───── MATERIAL SHOWN ─────
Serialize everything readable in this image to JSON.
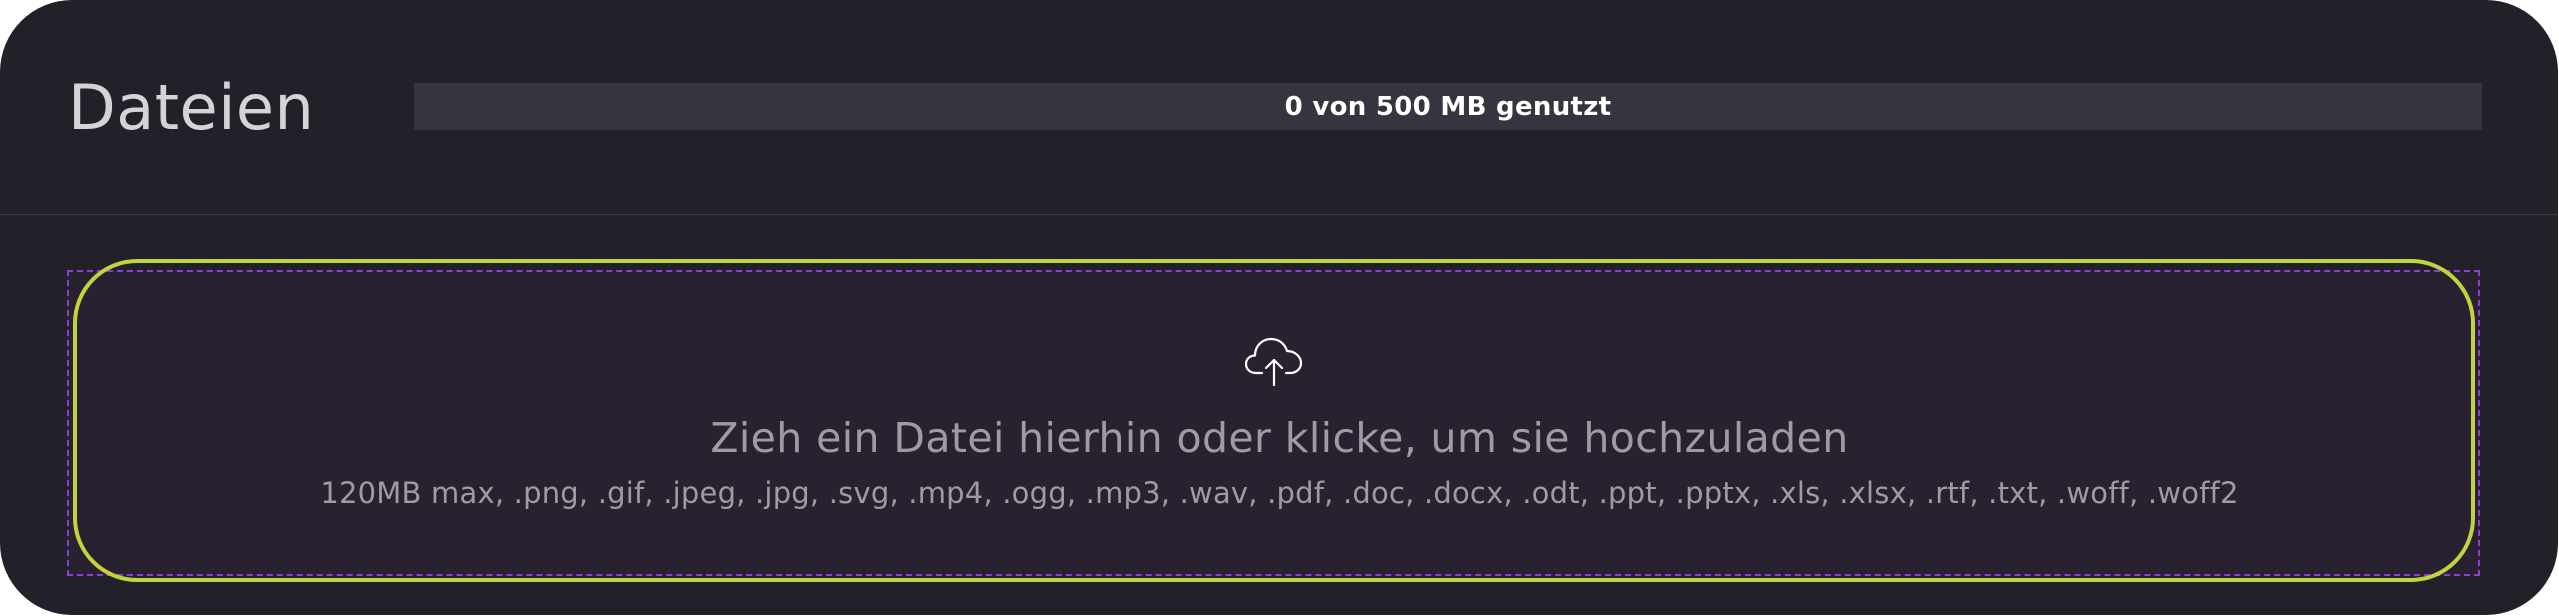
{
  "header": {
    "title": "Dateien"
  },
  "storage": {
    "used_mb": 0,
    "total_mb": 500,
    "usage_label": "0 von 500 MB genutzt"
  },
  "upload": {
    "icon": "cloud-upload-icon",
    "prompt": "Zieh ein Datei hierhin oder klicke, um sie hochzuladen",
    "hint": "120MB max, .png, .gif, .jpeg, .jpg, .svg, .mp4, .ogg, .mp3, .wav, .pdf, .doc, .docx, .odt, .ppt, .pptx, .xls, .xlsx, .rtf, .txt, .woff, .woff2"
  },
  "colors": {
    "panel_background": "#22212a",
    "bar_background": "#35343f",
    "dropzone_background": "#28212f",
    "dropzone_border": "#8b3fd4",
    "focus_ring": "#c3d33e",
    "muted_text": "#9e9ba5"
  }
}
─────
• EXERCISE DIRECTIONS:
Pictures in the records above are left out; print everything else exactly as written.

• REPLY:
Serialize everything readable in this image to JSON.
{
  "header": {
    "title": "Dateien"
  },
  "storage": {
    "used_mb": 0,
    "total_mb": 500,
    "usage_label": "0 von 500 MB genutzt"
  },
  "upload": {
    "icon": "cloud-upload-icon",
    "prompt": "Zieh ein Datei hierhin oder klicke, um sie hochzuladen",
    "hint": "120MB max, .png, .gif, .jpeg, .jpg, .svg, .mp4, .ogg, .mp3, .wav, .pdf, .doc, .docx, .odt, .ppt, .pptx, .xls, .xlsx, .rtf, .txt, .woff, .woff2"
  },
  "colors": {
    "panel_background": "#22212a",
    "bar_background": "#35343f",
    "dropzone_background": "#28212f",
    "dropzone_border": "#8b3fd4",
    "focus_ring": "#c3d33e",
    "muted_text": "#9e9ba5"
  }
}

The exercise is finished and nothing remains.